## [Exercise]
Of all the lines in the records below, how many hold the word "icon"? Give the number alone.

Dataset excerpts
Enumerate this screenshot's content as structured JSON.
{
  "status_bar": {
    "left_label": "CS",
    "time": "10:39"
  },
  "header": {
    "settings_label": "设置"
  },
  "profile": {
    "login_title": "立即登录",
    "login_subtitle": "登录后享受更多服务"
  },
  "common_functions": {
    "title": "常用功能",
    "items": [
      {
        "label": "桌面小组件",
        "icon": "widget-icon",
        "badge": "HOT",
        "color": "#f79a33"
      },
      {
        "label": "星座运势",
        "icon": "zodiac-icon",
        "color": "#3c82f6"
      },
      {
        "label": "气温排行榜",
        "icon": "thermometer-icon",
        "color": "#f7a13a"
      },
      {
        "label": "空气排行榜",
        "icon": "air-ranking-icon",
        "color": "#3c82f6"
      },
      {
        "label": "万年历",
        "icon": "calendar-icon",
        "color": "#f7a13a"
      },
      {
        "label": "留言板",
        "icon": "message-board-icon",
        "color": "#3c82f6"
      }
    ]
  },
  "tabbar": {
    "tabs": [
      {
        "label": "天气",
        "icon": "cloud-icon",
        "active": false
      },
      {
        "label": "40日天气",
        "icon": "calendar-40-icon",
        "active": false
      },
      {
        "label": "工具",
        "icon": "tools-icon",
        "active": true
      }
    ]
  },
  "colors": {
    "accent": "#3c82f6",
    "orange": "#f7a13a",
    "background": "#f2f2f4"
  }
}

## [Result of this task]
9